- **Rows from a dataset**
________________

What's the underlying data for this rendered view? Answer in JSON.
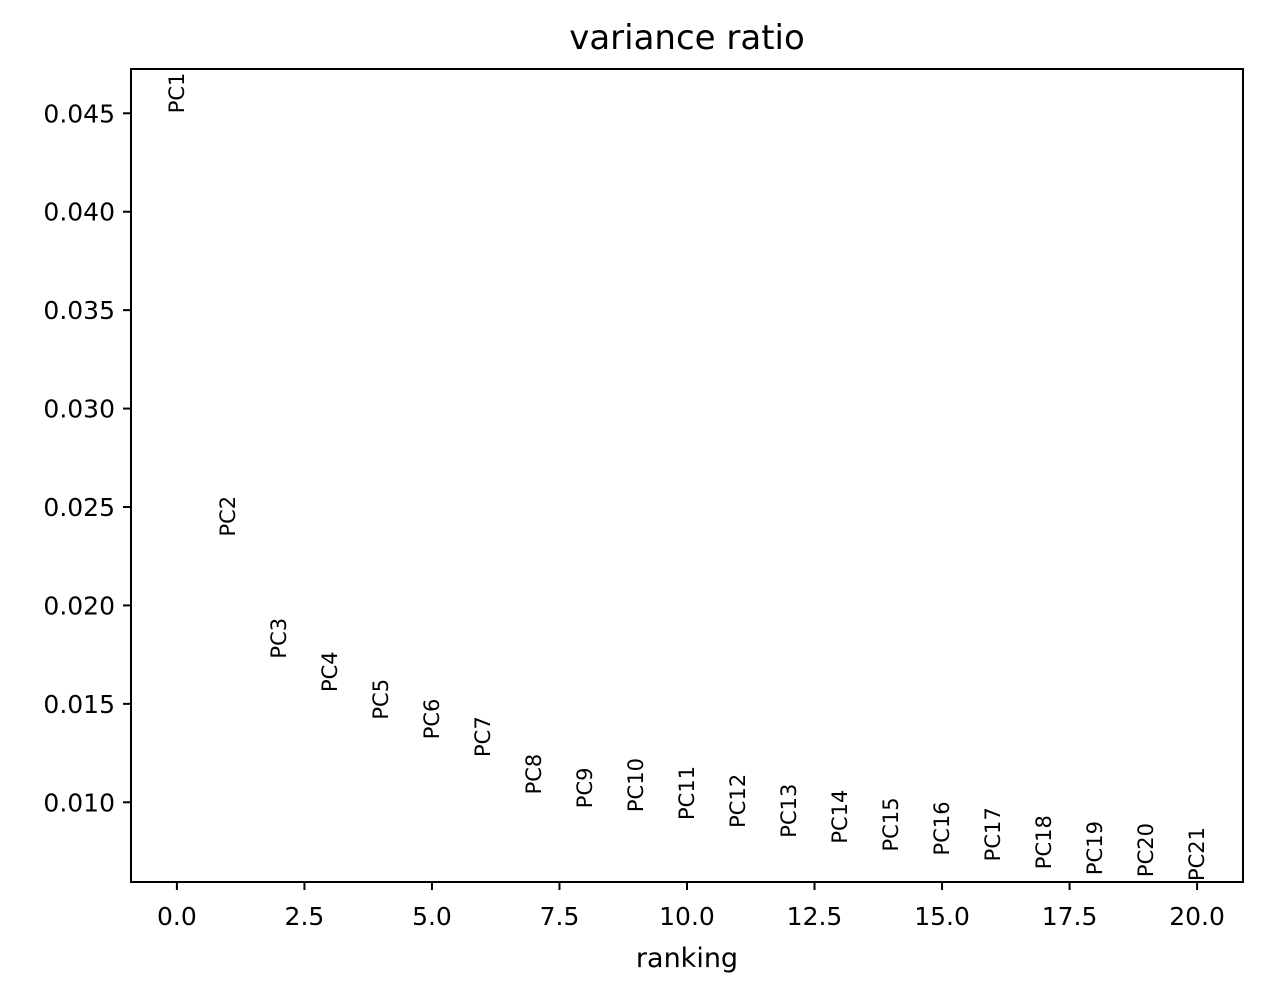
{
  "chart_data": {
    "type": "scatter",
    "title": "variance ratio",
    "xlabel": "ranking",
    "ylabel": "",
    "xlim": [
      -0.9,
      20.9
    ],
    "ylim": [
      0.00595,
      0.04725
    ],
    "xticks": [
      "0.0",
      "2.5",
      "5.0",
      "7.5",
      "10.0",
      "12.5",
      "15.0",
      "17.5",
      "20.0"
    ],
    "xtick_values": [
      0,
      2.5,
      5,
      7.5,
      10,
      12.5,
      15,
      17.5,
      20
    ],
    "yticks": [
      "0.010",
      "0.015",
      "0.020",
      "0.025",
      "0.030",
      "0.035",
      "0.040",
      "0.045"
    ],
    "ytick_values": [
      0.01,
      0.015,
      0.02,
      0.025,
      0.03,
      0.035,
      0.04,
      0.045
    ],
    "grid": false,
    "points": [
      {
        "label": "PC1",
        "x": 0,
        "y": 0.045
      },
      {
        "label": "PC2",
        "x": 1,
        "y": 0.0235
      },
      {
        "label": "PC3",
        "x": 2,
        "y": 0.0173
      },
      {
        "label": "PC4",
        "x": 3,
        "y": 0.0156
      },
      {
        "label": "PC5",
        "x": 4,
        "y": 0.0142
      },
      {
        "label": "PC6",
        "x": 5,
        "y": 0.0132
      },
      {
        "label": "PC7",
        "x": 6,
        "y": 0.0123
      },
      {
        "label": "PC8",
        "x": 7,
        "y": 0.0104
      },
      {
        "label": "PC9",
        "x": 8,
        "y": 0.0097
      },
      {
        "label": "PC10",
        "x": 9,
        "y": 0.0095
      },
      {
        "label": "PC11",
        "x": 10,
        "y": 0.0091
      },
      {
        "label": "PC12",
        "x": 11,
        "y": 0.0087
      },
      {
        "label": "PC13",
        "x": 12,
        "y": 0.0082
      },
      {
        "label": "PC14",
        "x": 13,
        "y": 0.0079
      },
      {
        "label": "PC15",
        "x": 14,
        "y": 0.0075
      },
      {
        "label": "PC16",
        "x": 15,
        "y": 0.0073
      },
      {
        "label": "PC17",
        "x": 16,
        "y": 0.007
      },
      {
        "label": "PC18",
        "x": 17,
        "y": 0.0066
      },
      {
        "label": "PC19",
        "x": 18,
        "y": 0.0063
      },
      {
        "label": "PC20",
        "x": 19,
        "y": 0.0062
      },
      {
        "label": "PC21",
        "x": 20,
        "y": 0.006
      }
    ]
  }
}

________________

- **EXERCISE REQUIREMENTS**
Transcribe the records above exactly, leaving out every picture.

- **THE SOLUTION**
What's the underlying data for this rendered view? Answer in JSON.
{
  "chart_data": {
    "type": "scatter",
    "title": "variance ratio",
    "xlabel": "ranking",
    "ylabel": "",
    "xlim": [
      -0.9,
      20.9
    ],
    "ylim": [
      0.00595,
      0.04725
    ],
    "xticks": [
      "0.0",
      "2.5",
      "5.0",
      "7.5",
      "10.0",
      "12.5",
      "15.0",
      "17.5",
      "20.0"
    ],
    "xtick_values": [
      0,
      2.5,
      5,
      7.5,
      10,
      12.5,
      15,
      17.5,
      20
    ],
    "yticks": [
      "0.010",
      "0.015",
      "0.020",
      "0.025",
      "0.030",
      "0.035",
      "0.040",
      "0.045"
    ],
    "ytick_values": [
      0.01,
      0.015,
      0.02,
      0.025,
      0.03,
      0.035,
      0.04,
      0.045
    ],
    "grid": false,
    "points": [
      {
        "label": "PC1",
        "x": 0,
        "y": 0.045
      },
      {
        "label": "PC2",
        "x": 1,
        "y": 0.0235
      },
      {
        "label": "PC3",
        "x": 2,
        "y": 0.0173
      },
      {
        "label": "PC4",
        "x": 3,
        "y": 0.0156
      },
      {
        "label": "PC5",
        "x": 4,
        "y": 0.0142
      },
      {
        "label": "PC6",
        "x": 5,
        "y": 0.0132
      },
      {
        "label": "PC7",
        "x": 6,
        "y": 0.0123
      },
      {
        "label": "PC8",
        "x": 7,
        "y": 0.0104
      },
      {
        "label": "PC9",
        "x": 8,
        "y": 0.0097
      },
      {
        "label": "PC10",
        "x": 9,
        "y": 0.0095
      },
      {
        "label": "PC11",
        "x": 10,
        "y": 0.0091
      },
      {
        "label": "PC12",
        "x": 11,
        "y": 0.0087
      },
      {
        "label": "PC13",
        "x": 12,
        "y": 0.0082
      },
      {
        "label": "PC14",
        "x": 13,
        "y": 0.0079
      },
      {
        "label": "PC15",
        "x": 14,
        "y": 0.0075
      },
      {
        "label": "PC16",
        "x": 15,
        "y": 0.0073
      },
      {
        "label": "PC17",
        "x": 16,
        "y": 0.007
      },
      {
        "label": "PC18",
        "x": 17,
        "y": 0.0066
      },
      {
        "label": "PC19",
        "x": 18,
        "y": 0.0063
      },
      {
        "label": "PC20",
        "x": 19,
        "y": 0.0062
      },
      {
        "label": "PC21",
        "x": 20,
        "y": 0.006
      }
    ]
  }
}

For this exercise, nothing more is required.